__Task brief__. Output the lines that follow exactly as they are.

Saved data entries:
● ● ● ● ●
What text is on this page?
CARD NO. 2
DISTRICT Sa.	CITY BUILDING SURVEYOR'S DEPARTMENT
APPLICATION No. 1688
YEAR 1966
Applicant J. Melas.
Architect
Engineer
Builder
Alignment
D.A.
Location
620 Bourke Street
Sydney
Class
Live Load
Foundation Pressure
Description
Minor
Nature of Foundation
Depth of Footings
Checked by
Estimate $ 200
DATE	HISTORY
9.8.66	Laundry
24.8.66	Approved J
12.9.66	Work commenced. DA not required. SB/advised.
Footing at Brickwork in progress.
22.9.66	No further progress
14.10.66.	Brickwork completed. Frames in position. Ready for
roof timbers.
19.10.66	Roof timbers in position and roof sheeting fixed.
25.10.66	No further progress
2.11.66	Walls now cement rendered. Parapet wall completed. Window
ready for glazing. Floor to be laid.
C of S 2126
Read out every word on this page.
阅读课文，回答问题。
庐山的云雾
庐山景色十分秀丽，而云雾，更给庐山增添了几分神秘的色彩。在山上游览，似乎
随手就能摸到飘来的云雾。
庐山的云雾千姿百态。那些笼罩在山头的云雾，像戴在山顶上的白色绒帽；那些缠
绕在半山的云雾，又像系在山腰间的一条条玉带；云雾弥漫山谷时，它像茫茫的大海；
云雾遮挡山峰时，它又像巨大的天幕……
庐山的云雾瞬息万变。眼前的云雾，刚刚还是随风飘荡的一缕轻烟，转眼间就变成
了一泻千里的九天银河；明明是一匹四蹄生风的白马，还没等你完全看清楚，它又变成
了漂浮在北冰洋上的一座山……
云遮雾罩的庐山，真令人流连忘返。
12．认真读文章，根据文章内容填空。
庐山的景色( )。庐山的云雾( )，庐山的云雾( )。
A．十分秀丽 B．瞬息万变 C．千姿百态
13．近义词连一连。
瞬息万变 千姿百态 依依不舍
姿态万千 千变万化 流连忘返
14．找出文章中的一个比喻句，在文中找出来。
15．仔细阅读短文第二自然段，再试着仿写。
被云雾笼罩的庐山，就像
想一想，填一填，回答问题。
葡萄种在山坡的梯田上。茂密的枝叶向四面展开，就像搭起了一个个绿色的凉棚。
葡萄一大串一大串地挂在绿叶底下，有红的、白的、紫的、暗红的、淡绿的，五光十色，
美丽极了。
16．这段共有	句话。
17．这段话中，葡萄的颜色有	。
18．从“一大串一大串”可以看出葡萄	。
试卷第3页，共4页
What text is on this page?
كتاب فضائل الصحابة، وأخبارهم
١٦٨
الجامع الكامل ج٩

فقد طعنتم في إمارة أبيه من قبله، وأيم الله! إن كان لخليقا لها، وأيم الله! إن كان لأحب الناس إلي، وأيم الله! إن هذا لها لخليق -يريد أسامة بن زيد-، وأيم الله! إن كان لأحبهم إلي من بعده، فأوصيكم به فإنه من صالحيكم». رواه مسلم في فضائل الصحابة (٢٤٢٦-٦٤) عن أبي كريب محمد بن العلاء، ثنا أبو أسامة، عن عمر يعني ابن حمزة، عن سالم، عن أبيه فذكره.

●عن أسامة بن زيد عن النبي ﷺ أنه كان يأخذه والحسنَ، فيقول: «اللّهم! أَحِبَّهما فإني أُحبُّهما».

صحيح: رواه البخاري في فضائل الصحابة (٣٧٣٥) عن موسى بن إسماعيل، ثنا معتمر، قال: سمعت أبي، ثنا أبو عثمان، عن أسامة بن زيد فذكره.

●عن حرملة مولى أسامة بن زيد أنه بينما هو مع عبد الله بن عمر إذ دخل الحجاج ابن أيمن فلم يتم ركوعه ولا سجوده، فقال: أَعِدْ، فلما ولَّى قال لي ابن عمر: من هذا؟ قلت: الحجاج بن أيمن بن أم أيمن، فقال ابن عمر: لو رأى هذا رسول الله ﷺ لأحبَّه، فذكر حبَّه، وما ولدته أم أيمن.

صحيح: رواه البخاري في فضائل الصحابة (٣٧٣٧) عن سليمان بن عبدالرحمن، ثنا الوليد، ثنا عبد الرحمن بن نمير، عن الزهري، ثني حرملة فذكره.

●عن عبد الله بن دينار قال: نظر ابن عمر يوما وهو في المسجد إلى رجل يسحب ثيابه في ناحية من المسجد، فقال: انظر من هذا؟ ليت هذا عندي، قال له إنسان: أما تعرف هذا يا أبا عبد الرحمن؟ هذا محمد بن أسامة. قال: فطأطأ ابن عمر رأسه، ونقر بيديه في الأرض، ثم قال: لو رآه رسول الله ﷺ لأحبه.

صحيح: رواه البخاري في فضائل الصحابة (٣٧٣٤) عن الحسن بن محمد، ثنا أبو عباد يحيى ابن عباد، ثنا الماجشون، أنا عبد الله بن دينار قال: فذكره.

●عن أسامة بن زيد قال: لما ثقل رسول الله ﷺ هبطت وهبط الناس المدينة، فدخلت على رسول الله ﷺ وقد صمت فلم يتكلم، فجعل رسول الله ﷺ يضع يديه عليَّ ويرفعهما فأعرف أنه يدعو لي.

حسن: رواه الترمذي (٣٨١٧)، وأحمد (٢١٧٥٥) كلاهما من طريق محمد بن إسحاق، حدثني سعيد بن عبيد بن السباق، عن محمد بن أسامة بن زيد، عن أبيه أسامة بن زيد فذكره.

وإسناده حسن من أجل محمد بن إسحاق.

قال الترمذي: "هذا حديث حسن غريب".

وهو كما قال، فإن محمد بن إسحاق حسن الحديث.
● ● ● ● ●
__Worked answer__.
What text is on this page?
CARD NO. 2
DISTRICT Sa.	CITY BUILDING SURVEYOR'S DEPARTMENT
APPLICATION No. 1688
YEAR 1966
Applicant J. Melas.
Architect
Engineer
Builder
Alignment
D.A.
Location
620 Bourke Street
Sydney
Class
Live Load
Foundation Pressure
Description
Minor
Nature of Foundation
Depth of Footings
Checked by
Estimate $ 200
DATE	HISTORY
9.8.66	Laundry
24.8.66	Approved J
12.9.66	Work commenced. DA not required. SB/advised.
Footing at Brickwork in progress.
22.9.66	No further progress
14.10.66.	Brickwork completed. Frames in position. Ready for
roof timbers.
19.10.66	Roof timbers in position and roof sheeting fixed.
25.10.66	No further progress
2.11.66	Walls now cement rendered. Parapet wall completed. Window
ready for glazing. Floor to be laid.
C of S 2126
Read out every word on this page.
阅读课文，回答问题。
庐山的云雾
庐山景色十分秀丽，而云雾，更给庐山增添了几分神秘的色彩。在山上游览，似乎
随手就能摸到飘来的云雾。
庐山的云雾千姿百态。那些笼罩在山头的云雾，像戴在山顶上的白色绒帽；那些缠
绕在半山的云雾，又像系在山腰间的一条条玉带；云雾弥漫山谷时，它像茫茫的大海；
云雾遮挡山峰时，它又像巨大的天幕……
庐山的云雾瞬息万变。眼前的云雾，刚刚还是随风飘荡的一缕轻烟，转眼间就变成
了一泻千里的九天银河；明明是一匹四蹄生风的白马，还没等你完全看清楚，它又变成
了漂浮在北冰洋上的一座山……
云遮雾罩的庐山，真令人流连忘返。
12．认真读文章，根据文章内容填空。
庐山的景色( )。庐山的云雾( )，庐山的云雾( )。
A．十分秀丽 B．瞬息万变 C．千姿百态
13．近义词连一连。
瞬息万变 千姿百态 依依不舍
姿态万千 千变万化 流连忘返
14．找出文章中的一个比喻句，在文中找出来。
15．仔细阅读短文第二自然段，再试着仿写。
被云雾笼罩的庐山，就像
想一想，填一填，回答问题。
葡萄种在山坡的梯田上。茂密的枝叶向四面展开，就像搭起了一个个绿色的凉棚。
葡萄一大串一大串地挂在绿叶底下，有红的、白的、紫的、暗红的、淡绿的，五光十色，
美丽极了。
16．这段共有	句话。
17．这段话中，葡萄的颜色有	。
18．从“一大串一大串”可以看出葡萄	。
试卷第3页，共4页
What text is on this page?
كتاب فضائل الصحابة، وأخبارهم
١٦٨
الجامع الكامل ج٩

فقد طعنتم في إمارة أبيه من قبله، وأيم الله! إن كان لخليقا لها، وأيم الله! إن كان لأحب الناس إلي، وأيم الله! إن هذا لها لخليق -يريد أسامة بن زيد-، وأيم الله! إن كان لأحبهم إلي من بعده، فأوصيكم به فإنه من صالحيكم». رواه مسلم في فضائل الصحابة (٢٤٢٦-٦٤) عن أبي كريب محمد بن العلاء، ثنا أبو أسامة، عن عمر يعني ابن حمزة، عن سالم، عن أبيه فذكره.

●عن أسامة بن زيد عن النبي ﷺ أنه كان يأخذه والحسنَ، فيقول: «اللّهم! أَحِبَّهما فإني أُحبُّهما».

صحيح: رواه البخاري في فضائل الصحابة (٣٧٣٥) عن موسى بن إسماعيل، ثنا معتمر، قال: سمعت أبي، ثنا أبو عثمان، عن أسامة بن زيد فذكره.

●عن حرملة مولى أسامة بن زيد أنه بينما هو مع عبد الله بن عمر إذ دخل الحجاج ابن أيمن فلم يتم ركوعه ولا سجوده، فقال: أَعِدْ، فلما ولَّى قال لي ابن عمر: من هذا؟ قلت: الحجاج بن أيمن بن أم أيمن، فقال ابن عمر: لو رأى هذا رسول الله ﷺ لأحبَّه، فذكر حبَّه، وما ولدته أم أيمن.

صحيح: رواه البخاري في فضائل الصحابة (٣٧٣٧) عن سليمان بن عبدالرحمن، ثنا الوليد، ثنا عبد الرحمن بن نمير، عن الزهري، ثني حرملة فذكره.

●عن عبد الله بن دينار قال: نظر ابن عمر يوما وهو في المسجد إلى رجل يسحب ثيابه في ناحية من المسجد، فقال: انظر من هذا؟ ليت هذا عندي، قال له إنسان: أما تعرف هذا يا أبا عبد الرحمن؟ هذا محمد بن أسامة. قال: فطأطأ ابن عمر رأسه، ونقر بيديه في الأرض، ثم قال: لو رآه رسول الله ﷺ لأحبه.

صحيح: رواه البخاري في فضائل الصحابة (٣٧٣٤) عن الحسن بن محمد، ثنا أبو عباد يحيى ابن عباد، ثنا الماجشون، أنا عبد الله بن دينار قال: فذكره.

●عن أسامة بن زيد قال: لما ثقل رسول الله ﷺ هبطت وهبط الناس المدينة، فدخلت على رسول الله ﷺ وقد صمت فلم يتكلم، فجعل رسول الله ﷺ يضع يديه عليَّ ويرفعهما فأعرف أنه يدعو لي.

حسن: رواه الترمذي (٣٨١٧)، وأحمد (٢١٧٥٥) كلاهما من طريق محمد بن إسحاق، حدثني سعيد بن عبيد بن السباق، عن محمد بن أسامة بن زيد، عن أبيه أسامة بن زيد فذكره.

وإسناده حسن من أجل محمد بن إسحاق.

قال الترمذي: "هذا حديث حسن غريب".

وهو كما قال، فإن محمد بن إسحاق حسن الحديث.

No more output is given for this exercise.